Stored items:
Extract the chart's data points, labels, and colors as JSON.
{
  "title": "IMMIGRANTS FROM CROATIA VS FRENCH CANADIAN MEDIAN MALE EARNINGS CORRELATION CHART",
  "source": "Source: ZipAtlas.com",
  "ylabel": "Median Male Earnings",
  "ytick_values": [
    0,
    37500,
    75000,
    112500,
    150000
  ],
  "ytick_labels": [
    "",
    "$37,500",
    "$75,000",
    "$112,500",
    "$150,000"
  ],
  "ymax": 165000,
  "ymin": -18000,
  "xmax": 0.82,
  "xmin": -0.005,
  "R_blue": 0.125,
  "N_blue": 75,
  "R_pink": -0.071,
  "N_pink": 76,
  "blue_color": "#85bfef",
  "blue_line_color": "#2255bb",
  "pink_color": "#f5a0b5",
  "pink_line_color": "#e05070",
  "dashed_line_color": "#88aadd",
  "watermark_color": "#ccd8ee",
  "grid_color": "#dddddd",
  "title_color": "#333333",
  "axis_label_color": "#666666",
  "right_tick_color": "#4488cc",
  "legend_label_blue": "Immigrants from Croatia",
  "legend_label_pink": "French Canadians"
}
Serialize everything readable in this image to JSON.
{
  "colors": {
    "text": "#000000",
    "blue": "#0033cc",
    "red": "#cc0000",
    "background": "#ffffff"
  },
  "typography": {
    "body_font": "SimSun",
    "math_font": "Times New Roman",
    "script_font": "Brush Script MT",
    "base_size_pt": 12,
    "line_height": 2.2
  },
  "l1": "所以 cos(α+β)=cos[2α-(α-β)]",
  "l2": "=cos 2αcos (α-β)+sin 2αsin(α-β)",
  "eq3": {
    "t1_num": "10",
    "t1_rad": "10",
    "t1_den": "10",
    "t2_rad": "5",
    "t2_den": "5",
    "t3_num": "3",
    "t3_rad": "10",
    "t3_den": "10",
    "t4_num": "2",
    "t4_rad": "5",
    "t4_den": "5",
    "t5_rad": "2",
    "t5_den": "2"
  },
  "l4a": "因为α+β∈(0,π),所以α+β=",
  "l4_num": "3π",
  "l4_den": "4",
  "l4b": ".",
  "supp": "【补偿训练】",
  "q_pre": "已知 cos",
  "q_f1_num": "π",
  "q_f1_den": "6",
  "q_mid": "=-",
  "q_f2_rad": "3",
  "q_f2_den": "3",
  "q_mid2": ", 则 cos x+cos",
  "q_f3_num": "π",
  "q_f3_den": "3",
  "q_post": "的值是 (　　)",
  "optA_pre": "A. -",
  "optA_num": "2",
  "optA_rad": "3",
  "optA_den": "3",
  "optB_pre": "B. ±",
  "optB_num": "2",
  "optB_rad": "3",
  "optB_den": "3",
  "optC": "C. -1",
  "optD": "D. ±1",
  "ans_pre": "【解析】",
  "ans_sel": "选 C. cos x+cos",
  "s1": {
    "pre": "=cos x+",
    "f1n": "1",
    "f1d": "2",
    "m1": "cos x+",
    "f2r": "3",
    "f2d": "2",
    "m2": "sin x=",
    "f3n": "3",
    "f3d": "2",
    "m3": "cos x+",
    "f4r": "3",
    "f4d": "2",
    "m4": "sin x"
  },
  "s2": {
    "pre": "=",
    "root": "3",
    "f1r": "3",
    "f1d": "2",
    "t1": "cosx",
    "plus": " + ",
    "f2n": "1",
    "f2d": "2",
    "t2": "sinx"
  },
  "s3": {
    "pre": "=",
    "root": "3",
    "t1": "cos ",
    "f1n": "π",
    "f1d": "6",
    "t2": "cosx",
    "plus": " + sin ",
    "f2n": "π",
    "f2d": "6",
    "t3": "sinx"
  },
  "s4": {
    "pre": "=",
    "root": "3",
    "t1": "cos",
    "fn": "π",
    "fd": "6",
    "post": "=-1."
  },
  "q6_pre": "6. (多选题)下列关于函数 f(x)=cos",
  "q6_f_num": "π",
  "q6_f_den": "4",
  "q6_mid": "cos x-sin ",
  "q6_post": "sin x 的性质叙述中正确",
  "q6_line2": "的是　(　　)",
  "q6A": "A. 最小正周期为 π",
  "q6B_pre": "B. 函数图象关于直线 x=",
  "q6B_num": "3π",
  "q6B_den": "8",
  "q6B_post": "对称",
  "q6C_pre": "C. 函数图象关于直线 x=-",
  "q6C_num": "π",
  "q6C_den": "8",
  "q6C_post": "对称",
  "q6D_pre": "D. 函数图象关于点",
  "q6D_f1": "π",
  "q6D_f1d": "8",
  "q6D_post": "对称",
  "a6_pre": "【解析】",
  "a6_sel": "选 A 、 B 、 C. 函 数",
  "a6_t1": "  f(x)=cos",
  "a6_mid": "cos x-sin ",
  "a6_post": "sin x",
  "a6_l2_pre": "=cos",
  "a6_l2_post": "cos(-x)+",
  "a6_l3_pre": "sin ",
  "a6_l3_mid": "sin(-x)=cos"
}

## Work to do
Return what is listed above, exactly and completely.

## Task answer
Extract the chart's data points, labels, and colors as JSON.
{
  "title": "IMMIGRANTS FROM CROATIA VS FRENCH CANADIAN MEDIAN MALE EARNINGS CORRELATION CHART",
  "source": "Source: ZipAtlas.com",
  "ylabel": "Median Male Earnings",
  "ytick_values": [
    0,
    37500,
    75000,
    112500,
    150000
  ],
  "ytick_labels": [
    "",
    "$37,500",
    "$75,000",
    "$112,500",
    "$150,000"
  ],
  "ymax": 165000,
  "ymin": -18000,
  "xmax": 0.82,
  "xmin": -0.005,
  "R_blue": 0.125,
  "N_blue": 75,
  "R_pink": -0.071,
  "N_pink": 76,
  "blue_color": "#85bfef",
  "blue_line_color": "#2255bb",
  "pink_color": "#f5a0b5",
  "pink_line_color": "#e05070",
  "dashed_line_color": "#88aadd",
  "watermark_color": "#ccd8ee",
  "grid_color": "#dddddd",
  "title_color": "#333333",
  "axis_label_color": "#666666",
  "right_tick_color": "#4488cc",
  "legend_label_blue": "Immigrants from Croatia",
  "legend_label_pink": "French Canadians"
}
Serialize everything readable in this image to JSON.
{
  "colors": {
    "text": "#000000",
    "blue": "#0033cc",
    "red": "#cc0000",
    "background": "#ffffff"
  },
  "typography": {
    "body_font": "SimSun",
    "math_font": "Times New Roman",
    "script_font": "Brush Script MT",
    "base_size_pt": 12,
    "line_height": 2.2
  },
  "l1": "所以 cos(α+β)=cos[2α-(α-β)]",
  "l2": "=cos 2αcos (α-β)+sin 2αsin(α-β)",
  "eq3": {
    "t1_num": "10",
    "t1_rad": "10",
    "t1_den": "10",
    "t2_rad": "5",
    "t2_den": "5",
    "t3_num": "3",
    "t3_rad": "10",
    "t3_den": "10",
    "t4_num": "2",
    "t4_rad": "5",
    "t4_den": "5",
    "t5_rad": "2",
    "t5_den": "2"
  },
  "l4a": "因为α+β∈(0,π),所以α+β=",
  "l4_num": "3π",
  "l4_den": "4",
  "l4b": ".",
  "supp": "【补偿训练】",
  "q_pre": "已知 cos",
  "q_f1_num": "π",
  "q_f1_den": "6",
  "q_mid": "=-",
  "q_f2_rad": "3",
  "q_f2_den": "3",
  "q_mid2": ", 则 cos x+cos",
  "q_f3_num": "π",
  "q_f3_den": "3",
  "q_post": "的值是 (　　)",
  "optA_pre": "A. -",
  "optA_num": "2",
  "optA_rad": "3",
  "optA_den": "3",
  "optB_pre": "B. ±",
  "optB_num": "2",
  "optB_rad": "3",
  "optB_den": "3",
  "optC": "C. -1",
  "optD": "D. ±1",
  "ans_pre": "【解析】",
  "ans_sel": "选 C. cos x+cos",
  "s1": {
    "pre": "=cos x+",
    "f1n": "1",
    "f1d": "2",
    "m1": "cos x+",
    "f2r": "3",
    "f2d": "2",
    "m2": "sin x=",
    "f3n": "3",
    "f3d": "2",
    "m3": "cos x+",
    "f4r": "3",
    "f4d": "2",
    "m4": "sin x"
  },
  "s2": {
    "pre": "=",
    "root": "3",
    "f1r": "3",
    "f1d": "2",
    "t1": "cosx",
    "plus": " + ",
    "f2n": "1",
    "f2d": "2",
    "t2": "sinx"
  },
  "s3": {
    "pre": "=",
    "root": "3",
    "t1": "cos ",
    "f1n": "π",
    "f1d": "6",
    "t2": "cosx",
    "plus": " + sin ",
    "f2n": "π",
    "f2d": "6",
    "t3": "sinx"
  },
  "s4": {
    "pre": "=",
    "root": "3",
    "t1": "cos",
    "fn": "π",
    "fd": "6",
    "post": "=-1."
  },
  "q6_pre": "6. (多选题)下列关于函数 f(x)=cos",
  "q6_f_num": "π",
  "q6_f_den": "4",
  "q6_mid": "cos x-sin ",
  "q6_post": "sin x 的性质叙述中正确",
  "q6_line2": "的是　(　　)",
  "q6A": "A. 最小正周期为 π",
  "q6B_pre": "B. 函数图象关于直线 x=",
  "q6B_num": "3π",
  "q6B_den": "8",
  "q6B_post": "对称",
  "q6C_pre": "C. 函数图象关于直线 x=-",
  "q6C_num": "π",
  "q6C_den": "8",
  "q6C_post": "对称",
  "q6D_pre": "D. 函数图象关于点",
  "q6D_f1": "π",
  "q6D_f1d": "8",
  "q6D_post": "对称",
  "a6_pre": "【解析】",
  "a6_sel": "选 A 、 B 、 C. 函 数",
  "a6_t1": "  f(x)=cos",
  "a6_mid": "cos x-sin ",
  "a6_post": "sin x",
  "a6_l2_pre": "=cos",
  "a6_l2_post": "cos(-x)+",
  "a6_l3_pre": "sin ",
  "a6_l3_mid": "sin(-x)=cos"
}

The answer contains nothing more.